Search the material for the word "ยกเล" and copy each line that holds it.
=== DATA SUPPLIED ===
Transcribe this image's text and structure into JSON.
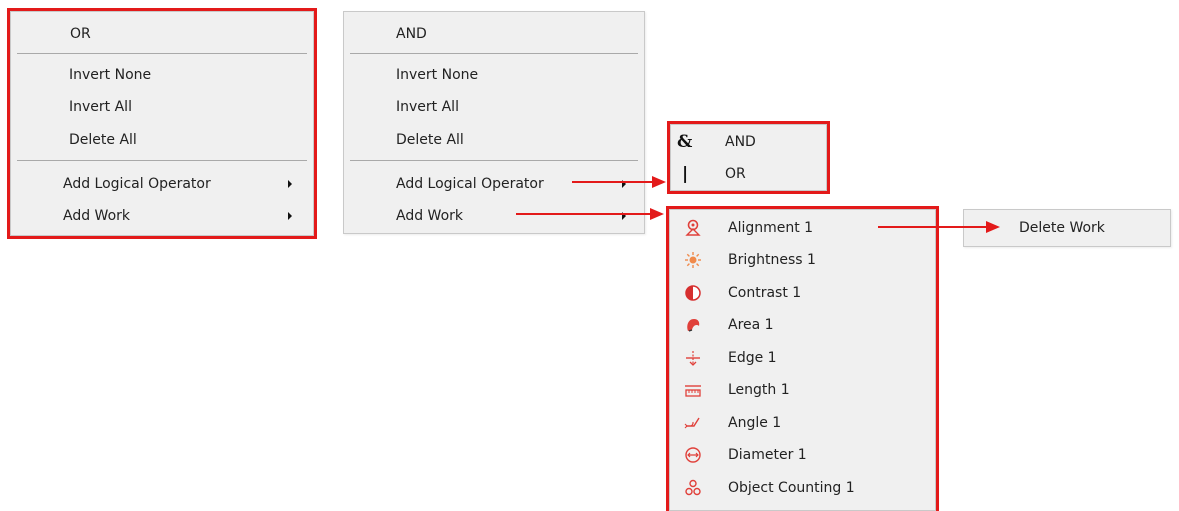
{
  "menu_or": {
    "header": "OR",
    "items": [
      "Invert None",
      "Invert All",
      "Delete All"
    ],
    "submenus": [
      "Add Logical Operator",
      "Add Work"
    ]
  },
  "menu_and": {
    "header": "AND",
    "items": [
      "Invert None",
      "Invert All",
      "Delete All"
    ],
    "submenus": [
      "Add Logical Operator",
      "Add Work"
    ]
  },
  "logical_operator_menu": [
    {
      "glyph": "&",
      "label": "AND",
      "icon": "ampersand-icon"
    },
    {
      "glyph": "|",
      "label": "OR",
      "icon": "pipe-icon"
    }
  ],
  "work_menu": [
    {
      "label": "Alignment 1",
      "icon": "alignment-icon"
    },
    {
      "label": "Brightness 1",
      "icon": "brightness-icon"
    },
    {
      "label": "Contrast 1",
      "icon": "contrast-icon"
    },
    {
      "label": "Area 1",
      "icon": "area-icon"
    },
    {
      "label": "Edge 1",
      "icon": "edge-icon"
    },
    {
      "label": "Length 1",
      "icon": "length-icon"
    },
    {
      "label": "Angle 1",
      "icon": "angle-icon"
    },
    {
      "label": "Diameter 1",
      "icon": "diameter-icon"
    },
    {
      "label": "Object Counting 1",
      "icon": "object-counting-icon"
    }
  ],
  "work_context_menu": {
    "delete_label": "Delete Work"
  },
  "colors": {
    "highlight": "#e31a1a",
    "menu_bg": "#f0f0f0",
    "icon_red": "#e0403a"
  }
}
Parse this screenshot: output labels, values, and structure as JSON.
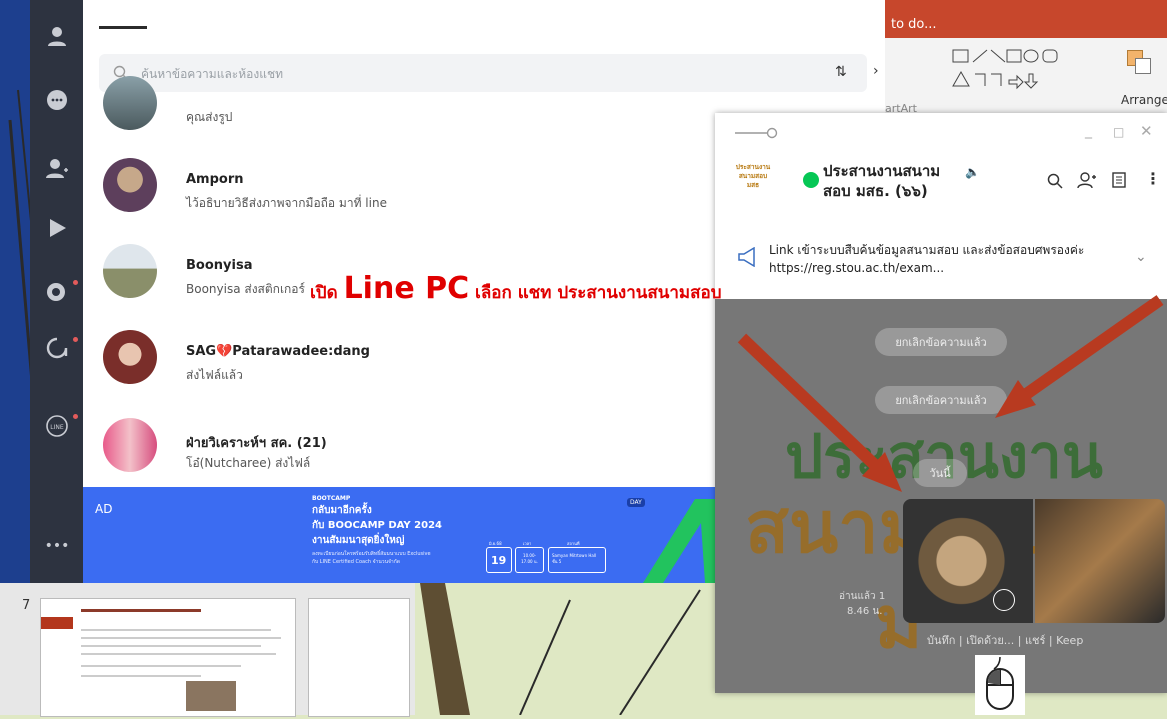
{
  "ppt": {
    "tell_me": "to do...",
    "arrange_label": "Arrange",
    "smartart_label": "artArt",
    "slide_number": "7"
  },
  "search": {
    "placeholder": "ค้นหาข้อความและห้องแชท"
  },
  "chats": [
    {
      "name": "",
      "message": "คุณส่งรูป"
    },
    {
      "name": "Amporn",
      "message": "ไว้อธิบายวิธีส่งภาพจากมือถือ มาที่ line"
    },
    {
      "name": "Boonyisa",
      "message": "Boonyisa ส่งสติกเกอร์"
    },
    {
      "name": "SAG💔Patarawadee:dang",
      "message": "ส่งไฟล์แล้ว"
    },
    {
      "name": "ฝ่ายวิเคราะห์ฯ สค. (21)",
      "message": "โอ๋(Nutcharee) ส่งไฟล์"
    }
  ],
  "ad": {
    "tag": "AD",
    "bootcamp": "BOOTCAMP",
    "line1": "กลับมาอีกครั้ง",
    "line2": "กับ BOOCAMP DAY 2024",
    "line3": "งานสัมมนาสุดยิ่งใหญ่",
    "fine": "ลงทะเบียนก่อนใครพร้อมรับสิทธิ์สัมมนาแบบ Exclusive",
    "fine2": "กับ LINE Certified Coach จำนวนจำกัด",
    "day_badge": "DAY",
    "date_num": "19",
    "date_head": "มิ.ย.68",
    "time_head": "เวลา",
    "time_val": "10.00-17.00 น.",
    "venue_head": "สถานที่",
    "venue_val": "Samyan Mitrtown Hall ชั้น 5"
  },
  "chat_window": {
    "group_logo_text": "ประสานงาน สนามสอบ มสธ",
    "title": "ประสานงานสนาม สอบ มสธ. (๖๖)",
    "announcement": "Link  เข้าระบบสืบค้นข้อมูลสนามสอบ และส่งข้อสอบศพรองค่ะ https://reg.stou.ac.th/exam...",
    "cancelled_1": "ยกเลิกข้อความแล้ว",
    "cancelled_2": "ยกเลิกข้อความแล้ว",
    "today": "วันนี้",
    "bg_text_1": "ประสานงาน",
    "bg_text_2": "สนามสอบ",
    "bg_text_3": "ม",
    "read_label": "อ่านแล้ว 1",
    "time": "8.46 น.",
    "actions": "บันทึก | เปิดด้วย... | แชร์ | Keep"
  },
  "overlay": {
    "prefix": "เปิด ",
    "big": "Line PC",
    "suffix": " เลือก แชท ประสานงานสนามสอบ"
  },
  "colors": {
    "sidebar": "#2d3340",
    "line_green": "#06c755",
    "ppt_red": "#c7472c",
    "ad_blue": "#3b6cf2",
    "arrow": "#b83a20",
    "overlay": "#e00000"
  }
}
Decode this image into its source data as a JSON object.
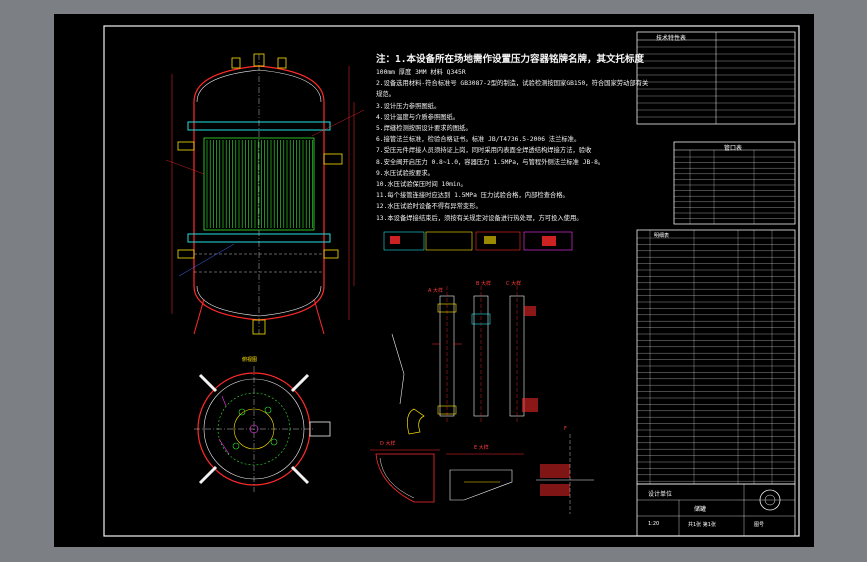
{
  "notes": {
    "title": "注：1.本设备所在场地需作设置压力容器铭牌名牌，其文托标度",
    "lines": [
      "100mm 厚度 3MM 材料 Q345R",
      "2.设备选用材料-符合标准号 GB3087-2型的制造，试验检测按国家GB150，符合国家劳动部有关",
      "规范。",
      "3.设计压力参照图纸。",
      "4.设计温度与介质参照图纸。",
      "5.焊缝检测按照设计要求的图纸。",
      "6.接管法兰标准，检验合格证书。标准 JB/T4736.5-2006 法兰标准。",
      "7.受压元件焊接人员须持证上岗，同时采用内表面全焊透结构焊接方法，验收",
      "8.安全阀开启压力 0.8~1.0，容器压力 1.5MPa，与管程外侧法兰标准 JB-8。",
      "9.水压试验按要求。",
      "10.水压试验保压时间 10min。",
      "11.每个接管连接时应达到 1.5MPa 压力试验合格，内部检查合格。",
      "12.水压试验时设备不得有异常变形。",
      "13.本设备焊接结束后，须按有关规定对设备进行热处理，方可投入使用。"
    ]
  },
  "view_labels": {
    "plan_view": "俯视图",
    "detail_a": "A 大样",
    "detail_b": "B 大样",
    "detail_c": "C 大样",
    "detail_d": "D 大样",
    "detail_e": "E 大样",
    "detail_f": "F"
  },
  "tables": {
    "tech_title": "技术特性表",
    "nozzle_title": "管口表",
    "parts_title": "明细表"
  },
  "title_block": {
    "project": "设计单位",
    "drawing_name": "储罐",
    "scale": "1:20",
    "sheet": "共1张 第1张",
    "drawing_no": "图号"
  },
  "colors": {
    "background": "#000000",
    "outer_bg": "#7c7f84",
    "line_red": "#ff2a2a",
    "line_green": "#35e835",
    "line_yellow": "#ffe300",
    "line_cyan": "#23e0e6",
    "line_blue": "#3b6bff",
    "line_white": "#f2f2f2",
    "line_magenta": "#ff37ff"
  }
}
===
WRITTEN ANSWER
    "cancelled_1": "ยกเลิกข้อความแล้ว",
    "cancelled_2": "ยกเลิกข้อความแล้ว",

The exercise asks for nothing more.